(Dataset records)
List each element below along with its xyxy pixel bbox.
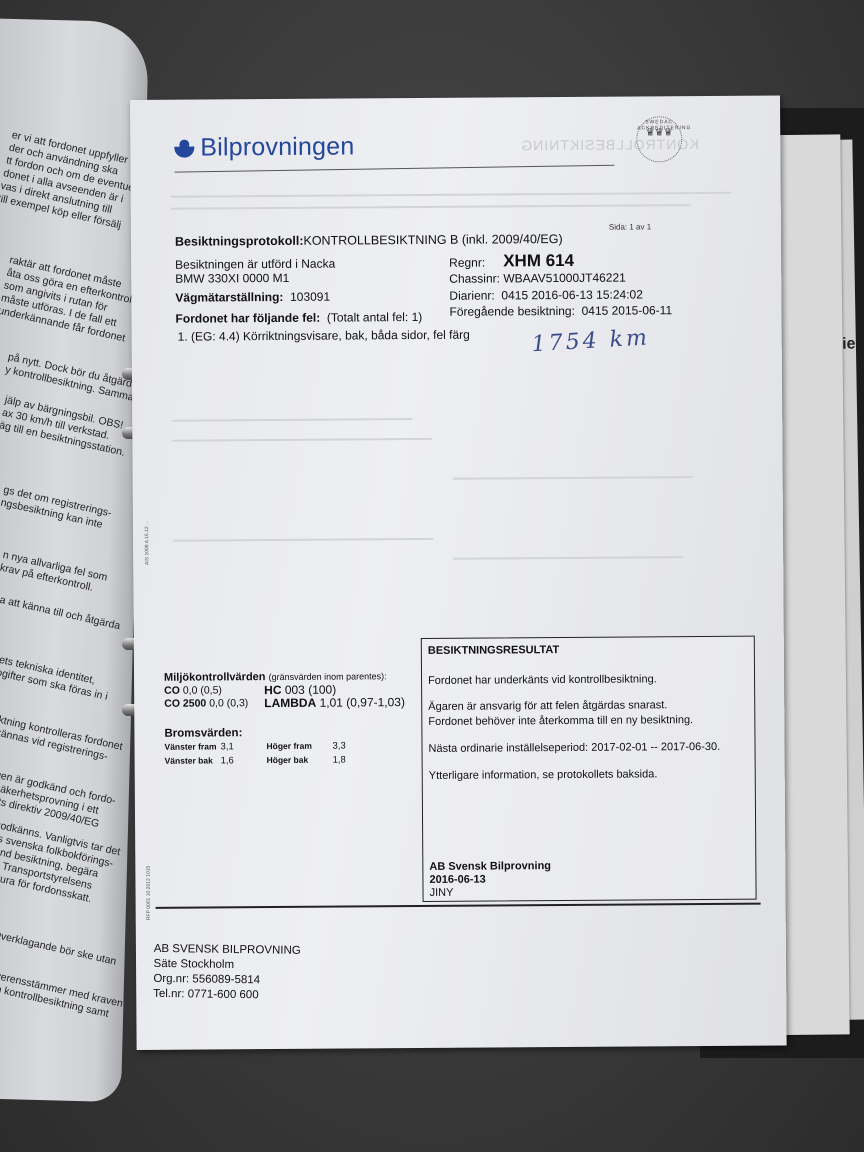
brake-values: Bromsvärden: Vänster fram 3,1 Höger fram… bbox=[164, 726, 362, 766]
previous-value: 0415 2015-06-11 bbox=[582, 303, 673, 318]
co-value: CO 0,0 (0,5) bbox=[164, 684, 264, 698]
faults-total: (Totalt antal fel: 1) bbox=[327, 310, 422, 325]
brake-heading: Bromsvärden: bbox=[164, 726, 362, 739]
person-logo-icon bbox=[174, 139, 194, 157]
left-page-line: Överklagande bör ske utan bbox=[0, 929, 117, 969]
brand-logo: Bilprovningen bbox=[174, 132, 354, 162]
protocol-value: KONTROLLBESIKTNING B (inkl. 2009/40/EG) bbox=[303, 232, 562, 248]
location: Besiktningen är utförd i Nacka bbox=[175, 257, 335, 272]
result-line-4: Nästa ordinarie inställelseperiod: 2017-… bbox=[428, 741, 720, 755]
right-rear-value: 1,8 bbox=[333, 754, 363, 765]
swedac-name: SWEDAC ACKREDITERING bbox=[637, 119, 681, 131]
right-front-label: Höger fram bbox=[266, 741, 332, 752]
left-page-paragraph: gs det om registrerings-ngsbesiktning ka… bbox=[0, 484, 113, 533]
signer-id: JINY bbox=[430, 886, 552, 900]
brand-name: Bilprovningen bbox=[200, 132, 354, 162]
left-page-paragraph: jälp av bärgningsbil. OBS!ax 30 km/h til… bbox=[0, 394, 132, 460]
left-page-paragraph: Överklagande bör ske utan bbox=[0, 929, 117, 969]
previous-label: Föregående besiktning: bbox=[449, 304, 575, 319]
previous-inspection: Föregående besiktning: 0415 2015-06-11 bbox=[449, 303, 672, 319]
diary: Diarienr: 0415 2016-06-13 15:24:02 bbox=[449, 287, 643, 302]
vehicle-model: BMW 330XI 0000 M1 bbox=[175, 271, 289, 286]
page-indicator: Sida: 1 av 1 bbox=[609, 222, 651, 231]
left-front-label: Vänster fram bbox=[164, 741, 220, 752]
left-page-line: a att känna till och åtgärda bbox=[0, 594, 121, 633]
protocol-title: Besiktningsprotokoll:KONTROLLBESIKTNING … bbox=[175, 232, 563, 249]
left-rear-label: Vänster bak bbox=[165, 755, 221, 766]
footer-rule bbox=[156, 903, 761, 909]
left-page-paragraph: överensstämmer med kravenom kontrollbesi… bbox=[0, 969, 124, 1024]
left-page-paragraph: ets tekniska identitet,ogifter som ska f… bbox=[0, 654, 112, 704]
regnr: Regnr:XHM 614 bbox=[449, 251, 574, 272]
handwritten-note: 1754 km bbox=[531, 325, 650, 357]
left-page-paragraph: a att känna till och åtgärda bbox=[0, 594, 121, 633]
chassis: Chassinr: WBAAV51000JT46221 bbox=[449, 271, 626, 286]
result-line-2: Ägaren är ansvarig för att felen åtgärda… bbox=[428, 699, 667, 713]
left-page: er vi att fordonet uppfyllerder och anvä… bbox=[0, 18, 149, 1102]
right-front-value: 3,3 bbox=[332, 740, 362, 751]
emission-values: Miljökontrollvärden (gränsvärden inom pa… bbox=[164, 670, 414, 711]
left-page-paragraph: raktär att fordonet måsteåta oss göra en… bbox=[0, 254, 138, 346]
faults-label: Fordonet har följande fel: bbox=[175, 311, 320, 326]
fault-item: 1. (EG: 4.4) Körriktningsvisare, bak, bå… bbox=[178, 328, 470, 344]
odometer: Vägmätarställning: 103091 bbox=[175, 290, 330, 305]
odometer-value: 103091 bbox=[290, 290, 330, 304]
odometer-label: Vägmätarställning: bbox=[175, 290, 283, 305]
swedac-seal: SWEDAC ACKREDITERING ♛♛♛ bbox=[636, 116, 682, 162]
side-code: AIS 1009 A 15.12 ... bbox=[144, 521, 150, 565]
diary-label: Diarienr: bbox=[449, 288, 494, 302]
footer-tel: Tel.nr: 0771-600 600 bbox=[153, 987, 300, 1004]
result-signature: AB Svensk Bilprovning 2016-06-13 JINY bbox=[429, 860, 551, 900]
result-line-3: Fordonet behöver inte återkomma till en … bbox=[428, 714, 693, 728]
regnr-label: Regnr: bbox=[449, 256, 485, 270]
header-rule bbox=[175, 165, 615, 173]
regnr-value: XHM 614 bbox=[503, 251, 574, 270]
inspection-result-box: BESIKTNINGSRESULTAT Fordonet har underkä… bbox=[421, 636, 757, 902]
result-heading: BESIKTNINGSRESULTAT bbox=[428, 644, 559, 657]
diary-value: 0415 2016-06-13 15:24:02 bbox=[501, 287, 643, 302]
side-code: RFP 0001 10.2012 1015 bbox=[146, 866, 152, 920]
company-footer: AB SVENSK BILPROVNING Säte Stockholm Org… bbox=[153, 942, 301, 1004]
left-page-paragraph: n nya allvarliga fel somkrav på efterkon… bbox=[0, 549, 109, 598]
chassis-value: WBAAV51000JT46221 bbox=[503, 271, 626, 286]
left-rear-value: 1,6 bbox=[221, 755, 267, 766]
result-line-5: Ytterligare information, se protokollets… bbox=[429, 768, 658, 782]
left-page-paragraph: ktning kontrolleras fordonetkännas vid r… bbox=[0, 714, 124, 767]
signer-company: AB Svensk Bilprovning bbox=[429, 860, 551, 874]
lambda-value: LAMBDA 1,01 (0,97-1,03) bbox=[264, 696, 414, 710]
left-page-paragraph: er vi att fordonet uppfyllerder och anvä… bbox=[0, 129, 149, 236]
signer-date: 2016-06-13 bbox=[429, 873, 551, 887]
result-line-1: Fordonet har underkänts vid kontrollbesi… bbox=[428, 673, 657, 687]
left-front-value: 3,1 bbox=[220, 741, 266, 752]
chassis-label: Chassinr: bbox=[449, 271, 500, 285]
protocol-label: Besiktningsprotokoll: bbox=[175, 234, 304, 249]
faults-header: Fordonet har följande fel: (Totalt antal… bbox=[175, 310, 422, 326]
right-rear-label: Höger bak bbox=[267, 755, 333, 766]
co2500-value: CO 2500 0,0 (0,3) bbox=[164, 697, 264, 711]
inspection-protocol: KONTROLLBESIKTNING Bilprovningen SWEDAC … bbox=[130, 95, 787, 1050]
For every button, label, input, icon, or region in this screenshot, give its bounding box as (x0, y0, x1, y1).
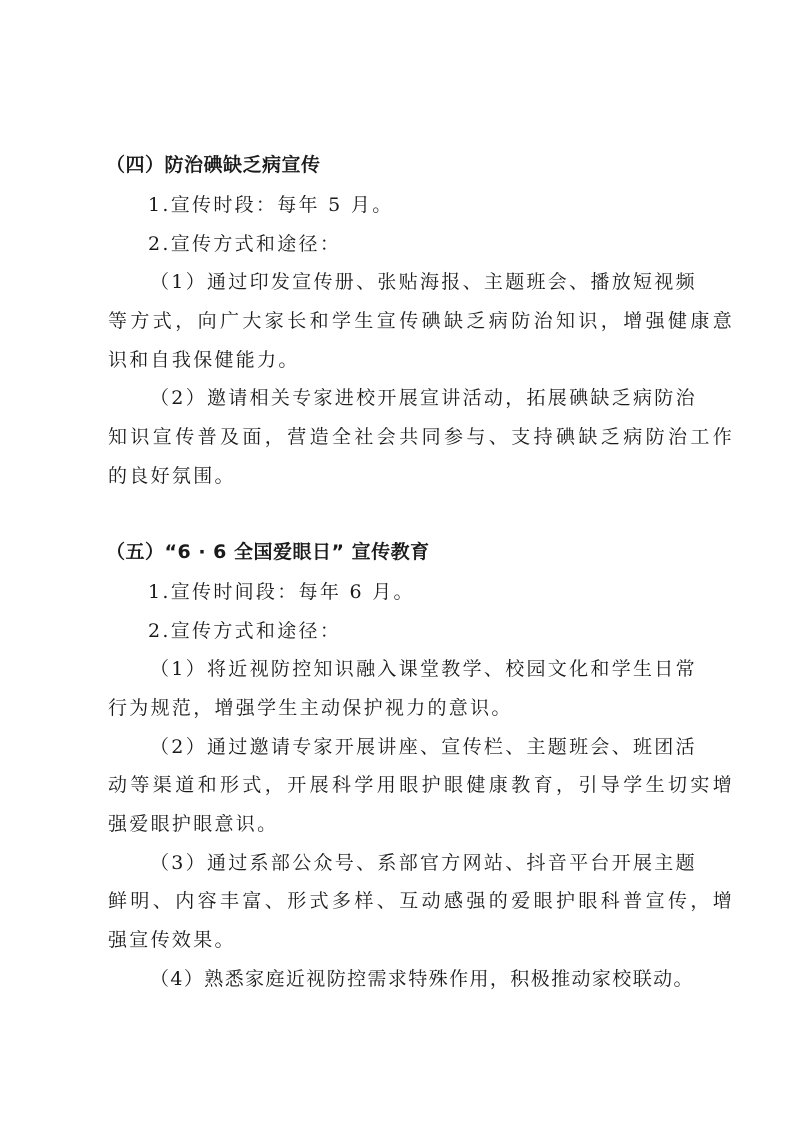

* Goal of the exercise *
Write out every line of the records word for word, leaving out the pictures.

* In response *
List each element below along with its xyxy pixel bbox.
brake-values: Bromsvärden: Vänster fram 3,1 Höger fram… bbox=[164, 726, 362, 766]
previous-value: 0415 2015-06-11 bbox=[582, 303, 673, 318]
co-value: CO 0,0 (0,5) bbox=[164, 684, 264, 698]
faults-total: (Totalt antal fel: 1) bbox=[327, 310, 422, 325]
brake-heading: Bromsvärden: bbox=[164, 726, 362, 739]
person-logo-icon bbox=[174, 139, 194, 157]
left-page-line: Överklagande bör ske utan bbox=[0, 929, 117, 969]
brand-logo: Bilprovningen bbox=[174, 132, 354, 162]
protocol-value: KONTROLLBESIKTNING B (inkl. 2009/40/EG) bbox=[303, 232, 562, 248]
location: Besiktningen är utförd i Nacka bbox=[175, 257, 335, 272]
result-line-4: Nästa ordinarie inställelseperiod: 2017-… bbox=[428, 741, 720, 755]
right-rear-value: 1,8 bbox=[333, 754, 363, 765]
swedac-name: SWEDAC ACKREDITERING bbox=[637, 119, 681, 131]
right-front-label: Höger fram bbox=[266, 741, 332, 752]
left-page-paragraph: gs det om registrerings-ngsbesiktning ka… bbox=[0, 484, 113, 533]
signer-id: JINY bbox=[430, 886, 552, 900]
brand-name: Bilprovningen bbox=[200, 132, 354, 162]
left-page-paragraph: jälp av bärgningsbil. OBS!ax 30 km/h til… bbox=[0, 394, 132, 460]
left-page-paragraph: Överklagande bör ske utan bbox=[0, 929, 117, 969]
previous-label: Föregående besiktning: bbox=[449, 304, 575, 319]
previous-inspection: Föregående besiktning: 0415 2015-06-11 bbox=[449, 303, 672, 319]
diary: Diarienr: 0415 2016-06-13 15:24:02 bbox=[449, 287, 643, 302]
vehicle-model: BMW 330XI 0000 M1 bbox=[175, 271, 289, 286]
page-indicator: Sida: 1 av 1 bbox=[609, 222, 651, 231]
left-front-label: Vänster fram bbox=[164, 741, 220, 752]
left-page-line: a att känna till och åtgärda bbox=[0, 594, 121, 633]
protocol-title: Besiktningsprotokoll:KONTROLLBESIKTNING … bbox=[175, 232, 563, 249]
left-rear-label: Vänster bak bbox=[165, 755, 221, 766]
footer-rule bbox=[156, 903, 761, 909]
left-page-paragraph: överensstämmer med kravenom kontrollbesi… bbox=[0, 969, 124, 1024]
left-page-paragraph: ets tekniska identitet,ogifter som ska f… bbox=[0, 654, 112, 704]
regnr: Regnr:XHM 614 bbox=[449, 251, 574, 272]
handwritten-note: 1754 km bbox=[531, 325, 650, 357]
left-page-paragraph: a att känna till och åtgärda bbox=[0, 594, 121, 633]
chassis: Chassinr: WBAAV51000JT46221 bbox=[449, 271, 626, 286]
result-line-2: Ägaren är ansvarig för att felen åtgärda… bbox=[428, 699, 667, 713]
left-page: er vi att fordonet uppfyllerder och anvä… bbox=[0, 18, 149, 1102]
right-front-value: 3,3 bbox=[332, 740, 362, 751]
emission-values: Miljökontrollvärden (gränsvärden inom pa… bbox=[164, 670, 414, 711]
left-page-paragraph: raktär att fordonet måsteåta oss göra en… bbox=[0, 254, 138, 346]
faults-label: Fordonet har följande fel: bbox=[175, 311, 320, 326]
fault-item: 1. (EG: 4.4) Körriktningsvisare, bak, bå… bbox=[178, 328, 470, 344]
odometer: Vägmätarställning: 103091 bbox=[175, 290, 330, 305]
odometer-value: 103091 bbox=[290, 290, 330, 304]
odometer-label: Vägmätarställning: bbox=[175, 290, 283, 305]
swedac-seal: SWEDAC ACKREDITERING ♛♛♛ bbox=[636, 116, 682, 162]
side-code: AIS 1009 A 15.12 ... bbox=[144, 521, 150, 565]
diary-label: Diarienr: bbox=[449, 288, 494, 302]
footer-tel: Tel.nr: 0771-600 600 bbox=[153, 987, 300, 1004]
result-signature: AB Svensk Bilprovning 2016-06-13 JINY bbox=[429, 860, 551, 900]
result-line-3: Fordonet behöver inte återkomma till en … bbox=[428, 714, 693, 728]
regnr-label: Regnr: bbox=[449, 256, 485, 270]
header-rule bbox=[175, 165, 615, 173]
regnr-value: XHM 614 bbox=[503, 251, 574, 270]
inspection-result-box: BESIKTNINGSRESULTAT Fordonet har underkä… bbox=[421, 636, 757, 902]
result-heading: BESIKTNINGSRESULTAT bbox=[428, 644, 559, 657]
diary-value: 0415 2016-06-13 15:24:02 bbox=[501, 287, 643, 302]
side-code: RFP 0001 10.2012 1015 bbox=[146, 866, 152, 920]
company-footer: AB SVENSK BILPROVNING Säte Stockholm Org… bbox=[153, 942, 301, 1004]
left-page-paragraph: n nya allvarliga fel somkrav på efterkon… bbox=[0, 549, 109, 598]
chassis-value: WBAAV51000JT46221 bbox=[503, 271, 626, 286]
left-rear-value: 1,6 bbox=[221, 755, 267, 766]
result-line-5: Ytterligare information, se protokollets… bbox=[429, 768, 658, 782]
left-page-paragraph: ktning kontrolleras fordonetkännas vid r… bbox=[0, 714, 124, 767]
signer-company: AB Svensk Bilprovning bbox=[429, 860, 551, 874]
lambda-value: LAMBDA 1,01 (0,97-1,03) bbox=[264, 696, 414, 710]
left-page-paragraph: er vi att fordonet uppfyllerder och anvä… bbox=[0, 129, 149, 236]
signer-date: 2016-06-13 bbox=[429, 873, 551, 887]
result-line-1: Fordonet har underkänts vid kontrollbesi… bbox=[428, 673, 657, 687]
left-front-value: 3,1 bbox=[220, 741, 266, 752]
chassis-label: Chassinr: bbox=[449, 271, 500, 285]
protocol-label: Besiktningsprotokoll: bbox=[175, 234, 304, 249]
faults-header: Fordonet har följande fel: (Totalt antal… bbox=[175, 310, 422, 326]
right-rear-label: Höger bak bbox=[267, 755, 333, 766]
co2500-value: CO 2500 0,0 (0,3) bbox=[164, 697, 264, 711]
inspection-protocol: KONTROLLBESIKTNING Bilprovningen SWEDAC … bbox=[130, 95, 787, 1050]
For every button, label, input, icon, or region in this screenshot, give its bounding box as (x0, y0, x1, y1).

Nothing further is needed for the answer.